[start of Supplied records]

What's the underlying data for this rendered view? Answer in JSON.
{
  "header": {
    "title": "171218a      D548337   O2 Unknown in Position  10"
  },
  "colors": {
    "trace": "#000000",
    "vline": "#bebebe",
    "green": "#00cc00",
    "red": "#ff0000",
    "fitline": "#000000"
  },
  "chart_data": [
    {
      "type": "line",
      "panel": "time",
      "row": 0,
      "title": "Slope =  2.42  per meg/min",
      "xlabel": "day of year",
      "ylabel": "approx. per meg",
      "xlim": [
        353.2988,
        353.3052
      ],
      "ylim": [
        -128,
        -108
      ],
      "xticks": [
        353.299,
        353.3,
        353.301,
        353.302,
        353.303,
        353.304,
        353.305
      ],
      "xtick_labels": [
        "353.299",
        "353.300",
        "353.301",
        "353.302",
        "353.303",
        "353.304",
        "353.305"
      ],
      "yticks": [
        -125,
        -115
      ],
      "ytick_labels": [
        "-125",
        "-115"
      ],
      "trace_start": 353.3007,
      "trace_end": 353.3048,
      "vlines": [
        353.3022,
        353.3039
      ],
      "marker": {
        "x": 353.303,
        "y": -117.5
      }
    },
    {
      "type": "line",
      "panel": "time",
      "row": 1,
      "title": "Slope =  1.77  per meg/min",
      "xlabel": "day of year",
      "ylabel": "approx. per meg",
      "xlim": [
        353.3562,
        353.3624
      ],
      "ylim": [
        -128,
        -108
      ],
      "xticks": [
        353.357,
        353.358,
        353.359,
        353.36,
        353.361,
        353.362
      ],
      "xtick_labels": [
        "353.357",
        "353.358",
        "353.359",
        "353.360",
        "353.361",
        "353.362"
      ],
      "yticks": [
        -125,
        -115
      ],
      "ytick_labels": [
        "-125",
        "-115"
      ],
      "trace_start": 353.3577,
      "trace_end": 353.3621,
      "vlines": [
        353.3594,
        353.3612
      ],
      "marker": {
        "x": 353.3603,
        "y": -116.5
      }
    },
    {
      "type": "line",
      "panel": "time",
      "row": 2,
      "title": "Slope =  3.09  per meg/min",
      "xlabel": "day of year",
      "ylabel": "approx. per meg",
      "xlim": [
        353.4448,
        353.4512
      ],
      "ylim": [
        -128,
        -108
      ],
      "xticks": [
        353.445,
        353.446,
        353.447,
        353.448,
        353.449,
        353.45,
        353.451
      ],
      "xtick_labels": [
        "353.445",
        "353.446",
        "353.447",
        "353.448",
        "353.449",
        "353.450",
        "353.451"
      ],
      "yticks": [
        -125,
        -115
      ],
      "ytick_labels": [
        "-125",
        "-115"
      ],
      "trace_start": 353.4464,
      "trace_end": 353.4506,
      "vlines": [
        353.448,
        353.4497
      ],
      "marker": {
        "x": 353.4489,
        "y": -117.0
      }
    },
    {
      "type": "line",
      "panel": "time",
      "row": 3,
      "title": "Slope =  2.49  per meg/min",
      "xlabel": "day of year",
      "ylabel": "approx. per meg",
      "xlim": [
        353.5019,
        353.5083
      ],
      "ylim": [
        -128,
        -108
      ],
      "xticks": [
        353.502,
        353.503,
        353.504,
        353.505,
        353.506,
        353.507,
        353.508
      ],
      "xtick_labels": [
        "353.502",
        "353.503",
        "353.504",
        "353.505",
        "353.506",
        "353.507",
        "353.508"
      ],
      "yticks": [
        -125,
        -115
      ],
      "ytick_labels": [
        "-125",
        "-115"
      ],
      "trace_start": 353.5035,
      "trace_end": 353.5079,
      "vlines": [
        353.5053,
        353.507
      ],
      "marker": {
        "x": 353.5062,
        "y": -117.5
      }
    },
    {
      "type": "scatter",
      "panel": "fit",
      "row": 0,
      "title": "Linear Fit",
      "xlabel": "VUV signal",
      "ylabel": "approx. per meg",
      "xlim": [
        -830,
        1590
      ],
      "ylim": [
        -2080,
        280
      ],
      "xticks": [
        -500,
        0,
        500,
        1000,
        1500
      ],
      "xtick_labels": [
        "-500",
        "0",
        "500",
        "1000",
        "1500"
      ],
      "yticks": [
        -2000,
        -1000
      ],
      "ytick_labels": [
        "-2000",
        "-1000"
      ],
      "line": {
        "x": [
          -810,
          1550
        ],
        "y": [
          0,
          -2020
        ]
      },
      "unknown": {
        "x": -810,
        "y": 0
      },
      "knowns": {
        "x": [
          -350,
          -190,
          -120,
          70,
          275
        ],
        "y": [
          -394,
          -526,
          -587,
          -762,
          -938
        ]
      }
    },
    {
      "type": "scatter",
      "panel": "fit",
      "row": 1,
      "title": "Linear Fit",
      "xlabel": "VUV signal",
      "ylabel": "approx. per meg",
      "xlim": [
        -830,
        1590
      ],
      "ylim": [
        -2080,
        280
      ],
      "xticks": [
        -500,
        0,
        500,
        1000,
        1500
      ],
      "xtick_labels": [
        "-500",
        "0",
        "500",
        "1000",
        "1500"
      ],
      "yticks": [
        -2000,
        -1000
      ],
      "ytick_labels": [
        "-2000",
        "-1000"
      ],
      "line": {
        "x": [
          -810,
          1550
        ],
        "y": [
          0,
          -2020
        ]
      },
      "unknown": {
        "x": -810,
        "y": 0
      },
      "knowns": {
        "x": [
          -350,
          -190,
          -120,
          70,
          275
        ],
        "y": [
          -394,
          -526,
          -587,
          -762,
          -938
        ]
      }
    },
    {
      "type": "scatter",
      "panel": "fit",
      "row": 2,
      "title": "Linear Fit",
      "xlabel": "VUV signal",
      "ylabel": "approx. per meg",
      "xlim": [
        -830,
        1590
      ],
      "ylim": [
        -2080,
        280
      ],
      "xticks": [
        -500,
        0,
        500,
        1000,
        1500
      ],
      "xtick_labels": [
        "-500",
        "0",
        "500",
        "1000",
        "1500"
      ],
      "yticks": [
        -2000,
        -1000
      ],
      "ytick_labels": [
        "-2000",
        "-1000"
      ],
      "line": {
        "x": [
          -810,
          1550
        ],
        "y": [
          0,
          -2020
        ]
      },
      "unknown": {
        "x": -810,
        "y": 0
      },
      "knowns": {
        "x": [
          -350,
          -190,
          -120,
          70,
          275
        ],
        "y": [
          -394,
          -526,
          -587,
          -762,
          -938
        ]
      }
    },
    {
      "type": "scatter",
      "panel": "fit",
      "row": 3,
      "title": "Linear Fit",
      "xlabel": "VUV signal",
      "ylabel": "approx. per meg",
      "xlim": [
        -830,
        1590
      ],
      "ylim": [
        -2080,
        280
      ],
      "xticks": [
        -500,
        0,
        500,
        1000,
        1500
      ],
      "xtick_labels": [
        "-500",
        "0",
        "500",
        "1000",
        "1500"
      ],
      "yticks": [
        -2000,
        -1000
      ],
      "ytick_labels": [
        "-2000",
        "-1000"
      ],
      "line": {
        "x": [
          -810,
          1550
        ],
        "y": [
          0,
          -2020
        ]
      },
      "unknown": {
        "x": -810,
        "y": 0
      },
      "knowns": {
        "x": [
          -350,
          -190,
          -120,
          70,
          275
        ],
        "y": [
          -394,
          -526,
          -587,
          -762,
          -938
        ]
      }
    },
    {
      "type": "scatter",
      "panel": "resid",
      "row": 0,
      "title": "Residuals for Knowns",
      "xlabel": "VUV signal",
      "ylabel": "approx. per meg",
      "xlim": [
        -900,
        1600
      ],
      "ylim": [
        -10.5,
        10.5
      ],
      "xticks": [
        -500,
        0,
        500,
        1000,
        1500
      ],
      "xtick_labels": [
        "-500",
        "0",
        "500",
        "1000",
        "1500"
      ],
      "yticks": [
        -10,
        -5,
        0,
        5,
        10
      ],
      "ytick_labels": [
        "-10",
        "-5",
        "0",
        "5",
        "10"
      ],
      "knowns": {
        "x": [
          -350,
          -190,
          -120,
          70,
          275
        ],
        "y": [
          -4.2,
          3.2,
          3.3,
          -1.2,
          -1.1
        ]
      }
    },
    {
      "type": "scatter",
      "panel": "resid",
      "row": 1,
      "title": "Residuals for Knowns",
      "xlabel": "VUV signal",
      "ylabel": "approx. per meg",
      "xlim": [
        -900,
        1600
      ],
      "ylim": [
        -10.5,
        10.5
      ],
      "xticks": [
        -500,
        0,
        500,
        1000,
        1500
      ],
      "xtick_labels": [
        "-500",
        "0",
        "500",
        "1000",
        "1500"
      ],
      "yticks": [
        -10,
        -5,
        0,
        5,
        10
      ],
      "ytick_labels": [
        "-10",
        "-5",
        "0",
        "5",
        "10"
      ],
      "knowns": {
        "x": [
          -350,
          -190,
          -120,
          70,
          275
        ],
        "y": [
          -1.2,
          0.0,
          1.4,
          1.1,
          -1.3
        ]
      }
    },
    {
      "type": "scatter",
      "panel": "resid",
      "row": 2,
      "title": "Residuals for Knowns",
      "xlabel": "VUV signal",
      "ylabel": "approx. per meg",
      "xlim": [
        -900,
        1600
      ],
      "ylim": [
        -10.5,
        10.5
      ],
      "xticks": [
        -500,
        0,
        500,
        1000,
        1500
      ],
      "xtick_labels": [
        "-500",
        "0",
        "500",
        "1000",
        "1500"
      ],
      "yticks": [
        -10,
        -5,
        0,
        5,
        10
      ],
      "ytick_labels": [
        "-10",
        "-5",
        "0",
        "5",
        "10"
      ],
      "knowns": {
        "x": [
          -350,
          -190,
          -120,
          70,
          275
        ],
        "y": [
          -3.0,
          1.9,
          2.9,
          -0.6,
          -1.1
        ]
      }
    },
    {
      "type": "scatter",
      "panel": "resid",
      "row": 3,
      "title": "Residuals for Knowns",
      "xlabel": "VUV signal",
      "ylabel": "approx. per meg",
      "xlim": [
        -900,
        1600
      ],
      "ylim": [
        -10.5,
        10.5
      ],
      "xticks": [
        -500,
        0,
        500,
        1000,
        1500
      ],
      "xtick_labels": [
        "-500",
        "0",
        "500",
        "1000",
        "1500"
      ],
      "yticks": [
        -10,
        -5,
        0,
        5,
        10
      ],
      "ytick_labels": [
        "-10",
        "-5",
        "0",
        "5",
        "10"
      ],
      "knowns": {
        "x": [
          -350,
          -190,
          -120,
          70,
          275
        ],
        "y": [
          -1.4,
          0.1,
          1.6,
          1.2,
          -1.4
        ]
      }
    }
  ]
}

[end of Supplied records]

## Problem statement
In the entries above, find each line with the word "Slope" and show it.

## Result
      "title": "Slope =  2.42  per meg/min",
      "title": "Slope =  1.77  per meg/min",
      "title": "Slope =  3.09  per meg/min",
      "title": "Slope =  2.49  per meg/min",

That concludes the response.